● Aim of the exercise:
Lines before the one containing "What data populates" are excluded; reproduce that line and all lines after it in the entries below, exactly.

▬▬▬▬▬▬

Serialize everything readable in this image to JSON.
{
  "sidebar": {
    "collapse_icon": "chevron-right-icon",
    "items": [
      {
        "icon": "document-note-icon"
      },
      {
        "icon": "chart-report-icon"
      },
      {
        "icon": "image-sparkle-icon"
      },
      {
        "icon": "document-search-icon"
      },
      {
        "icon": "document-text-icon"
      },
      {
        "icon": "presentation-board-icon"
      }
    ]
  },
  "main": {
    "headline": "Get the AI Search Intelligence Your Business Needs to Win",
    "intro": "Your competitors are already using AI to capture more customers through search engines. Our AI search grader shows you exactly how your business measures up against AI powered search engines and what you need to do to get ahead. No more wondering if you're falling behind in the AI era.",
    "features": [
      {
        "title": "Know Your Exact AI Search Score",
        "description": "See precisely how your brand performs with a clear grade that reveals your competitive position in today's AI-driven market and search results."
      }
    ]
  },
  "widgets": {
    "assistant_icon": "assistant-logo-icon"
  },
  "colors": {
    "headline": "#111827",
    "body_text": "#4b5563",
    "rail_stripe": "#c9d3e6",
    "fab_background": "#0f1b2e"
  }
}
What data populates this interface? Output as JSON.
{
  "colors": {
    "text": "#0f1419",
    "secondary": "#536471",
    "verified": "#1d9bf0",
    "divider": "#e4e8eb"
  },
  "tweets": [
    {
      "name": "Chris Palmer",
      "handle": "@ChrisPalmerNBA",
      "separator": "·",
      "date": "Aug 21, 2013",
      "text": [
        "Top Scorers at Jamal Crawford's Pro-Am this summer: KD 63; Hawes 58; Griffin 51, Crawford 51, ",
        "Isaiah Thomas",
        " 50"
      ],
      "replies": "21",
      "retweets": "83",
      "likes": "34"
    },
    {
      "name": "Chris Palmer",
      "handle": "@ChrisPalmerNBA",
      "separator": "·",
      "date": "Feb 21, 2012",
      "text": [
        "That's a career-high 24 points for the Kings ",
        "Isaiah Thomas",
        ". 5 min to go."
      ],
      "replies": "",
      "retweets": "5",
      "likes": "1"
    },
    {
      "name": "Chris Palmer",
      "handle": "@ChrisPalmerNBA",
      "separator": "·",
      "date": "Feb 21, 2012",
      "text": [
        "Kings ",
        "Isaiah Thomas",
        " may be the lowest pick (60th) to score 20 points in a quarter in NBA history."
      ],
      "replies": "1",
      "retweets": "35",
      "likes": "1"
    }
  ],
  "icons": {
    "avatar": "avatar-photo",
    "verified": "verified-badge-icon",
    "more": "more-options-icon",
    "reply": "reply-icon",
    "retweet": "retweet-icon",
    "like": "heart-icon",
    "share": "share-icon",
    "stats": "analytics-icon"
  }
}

▬▬▬▬▬▬

● Answer to this exercise:
What data populates this interface? Output as JSON.
{
  "colors": {
    "text": "#0f1419",
    "secondary": "#536471",
    "verified": "#1d9bf0",
    "divider": "#e4e8eb"
  },
  "tweets": [
    {
      "name": "Chris Palmer",
      "handle": "@ChrisPalmerNBA",
      "separator": "·",
      "date": "Aug 21, 2013",
      "text": [
        "Top Scorers at Jamal Crawford's Pro-Am this summer: KD 63; Hawes 58; Griffin 51, Crawford 51, ",
        "Isaiah Thomas",
        " 50"
      ],
      "replies": "21",
      "retweets": "83",
      "likes": "34"
    },
    {
      "name": "Chris Palmer",
      "handle": "@ChrisPalmerNBA",
      "separator": "·",
      "date": "Feb 21, 2012",
      "text": [
        "That's a career-high 24 points for the Kings ",
        "Isaiah Thomas",
        ". 5 min to go."
      ],
      "replies": "",
      "retweets": "5",
      "likes": "1"
    },
    {
      "name": "Chris Palmer",
      "handle": "@ChrisPalmerNBA",
      "separator": "·",
      "date": "Feb 21, 2012",
      "text": [
        "Kings ",
        "Isaiah Thomas",
        " may be the lowest pick (60th) to score 20 points in a quarter in NBA history."
      ],
      "replies": "1",
      "retweets": "35",
      "likes": "1"
    }
  ],
  "icons": {
    "avatar": "avatar-photo",
    "verified": "verified-badge-icon",
    "more": "more-options-icon",
    "reply": "reply-icon",
    "retweet": "retweet-icon",
    "like": "heart-icon",
    "share": "share-icon",
    "stats": "analytics-icon"
  }
}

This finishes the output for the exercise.